WORK TASK 1 =>
Reproduce the passage on apartment homebuyers from "Homebuyers buying apartments to" to "project under contract.", keeping every word unchanged.
WORK TASK 2 =>
Resume the apartment homebuyers text after its final sentence and carry it forward.

PAGE TEXT =>
Homebuyers buying apartments to live account for only about 25 per cent; meanwhile 35 per cent are homebuyers buying apartments as both an investment and a home. Those homebuyers are interested in products that are worth money. They compare different products with each other and give a decision based on their financial ability. It takes time for them to give a decision because they have to consider the investment carefully and there is often a lack of information.

There are three important factors influencing their decision, including good quality, appropriate location and valuable product; reasonable priced and prestigious developers who will stick to the timeline of the construction and implement the project under contract.

Those homebuyers are divided into three groups:

Group 1: Young family: homebuyers aged from 22-35 years old having an average income of $500-$1,000 per month. This group wants to buy apartment from 60-90sqm.

Group 2: Experts and professional public servants: homebuyers aged 28-40 years old; usually university graduates often working in management or engineering, with an average income of $750-$1,000 per month. They want to buy a 70-100sqm apartment.

Group 3: Businessmen and upper strata: homebuyers aged from 40-55 years old, often working as a director, businessperson or a doctor, or successful on the financial market and property market. They want to buy apartments from 90-120sqm.

INFORMATION SUPPLIED =>

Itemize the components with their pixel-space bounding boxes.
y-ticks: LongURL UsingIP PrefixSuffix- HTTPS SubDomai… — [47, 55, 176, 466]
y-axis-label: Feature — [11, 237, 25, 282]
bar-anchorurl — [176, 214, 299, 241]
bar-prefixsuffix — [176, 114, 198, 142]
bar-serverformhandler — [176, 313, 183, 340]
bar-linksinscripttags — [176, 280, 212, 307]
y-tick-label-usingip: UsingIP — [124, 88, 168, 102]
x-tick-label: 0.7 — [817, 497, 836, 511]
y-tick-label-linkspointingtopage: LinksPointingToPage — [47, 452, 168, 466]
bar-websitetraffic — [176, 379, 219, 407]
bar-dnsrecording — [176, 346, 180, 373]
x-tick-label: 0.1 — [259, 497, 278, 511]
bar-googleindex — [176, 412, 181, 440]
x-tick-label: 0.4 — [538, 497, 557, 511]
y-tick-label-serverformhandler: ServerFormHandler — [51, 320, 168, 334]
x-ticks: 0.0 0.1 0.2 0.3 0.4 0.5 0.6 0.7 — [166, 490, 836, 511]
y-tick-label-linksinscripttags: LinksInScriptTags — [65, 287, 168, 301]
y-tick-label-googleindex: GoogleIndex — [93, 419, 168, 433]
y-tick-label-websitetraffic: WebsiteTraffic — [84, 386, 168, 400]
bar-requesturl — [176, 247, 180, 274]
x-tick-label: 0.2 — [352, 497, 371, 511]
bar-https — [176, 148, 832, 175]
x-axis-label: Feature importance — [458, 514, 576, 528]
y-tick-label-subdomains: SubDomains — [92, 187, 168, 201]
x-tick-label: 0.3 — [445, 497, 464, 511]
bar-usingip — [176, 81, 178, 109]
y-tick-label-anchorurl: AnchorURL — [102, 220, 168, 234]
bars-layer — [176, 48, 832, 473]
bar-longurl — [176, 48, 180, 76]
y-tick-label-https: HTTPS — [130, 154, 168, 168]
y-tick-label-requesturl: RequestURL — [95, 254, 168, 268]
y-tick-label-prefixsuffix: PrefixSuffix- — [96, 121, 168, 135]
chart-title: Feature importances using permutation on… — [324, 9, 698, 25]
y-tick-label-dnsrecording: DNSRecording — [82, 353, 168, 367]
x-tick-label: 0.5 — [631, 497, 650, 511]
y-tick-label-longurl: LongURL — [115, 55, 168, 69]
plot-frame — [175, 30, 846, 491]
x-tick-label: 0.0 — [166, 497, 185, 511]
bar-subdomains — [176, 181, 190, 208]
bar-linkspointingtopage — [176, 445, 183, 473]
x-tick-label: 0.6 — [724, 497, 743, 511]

FINAL ANSWER 1 =>
Homebuyers buying apartments to live account for only about 25 per cent; meanwhile 35 per cent are homebuyers buying apartments as both an investment and a home. Those homebuyers are interested in products that are worth money. They compare different products with each other and give a decision based on their financial ability. It takes time for them to give a decision because they have to consider the investment carefully and there is often a lack of information.

There are three important factors influencing their decision, including good quality, appropriate location and valuable product; reasonable priced and prestigious developers who will stick to the timeline of the construction and implement the project under contract.

FINAL ANSWER 2 =>
Dividing homebuyers into groups is just aimed at reviewing the market. Developers should implement a study about their customers that would help them to develop the projects better.

Homebuyers, who buy apartments for investing, no longer care about the high-end segment like previous years. They are now more cautious and well-informed. This year, investors are focusing on the mid-end segment. When comparing projects, they will pounce, if they realise a project has reasonable price and good location.

With the exception of some high-end projects with strong consumption, experienced investors are buying mid-end apartments at prices below $1,000 per square metre and buying land plots for safety. Investors also want to resell apartments to homebuyers with real demand. Thus, projects lure attention from homebuyers with real demand but also investors. Meanwhile, less experienced investors are led by real estate trading agencies.

Looking ahead to 2011

VietRees’ survey on the outlook for 2011 show that the mid-end segment remains a safe investment channel for investors compared with the stock market, gold, foreign currency and establishing an enterprise. The market will be better than 2010.

The apartment demand will increase sharply in areas far way from the city centre in provinces like Binh Duong, Dong Nai and Long An, as infrastructure links to Ho Chi Minh City are improving.

There would be at least one price reduction or developers will not raise apartment prices to attract more homebuyers in 2011 because developers are competing with each other in terms of price. The big issue here is developers that cannot sell the products are forced to sell products. The longer they hold products, the more losses they suffer. Therefore, reducing prices is one of the best choices for developers.

Many developers will start pushing the development of mid-end apartment projects in areas surrounding or even further away from the city centre. Apartments at prices below $1,000 per square metre will attract more and more attention from investors. Sales will be good at apartments sized at 60sqm, 75sqm or 90sqm which will be priced from $40,000 to $70,000.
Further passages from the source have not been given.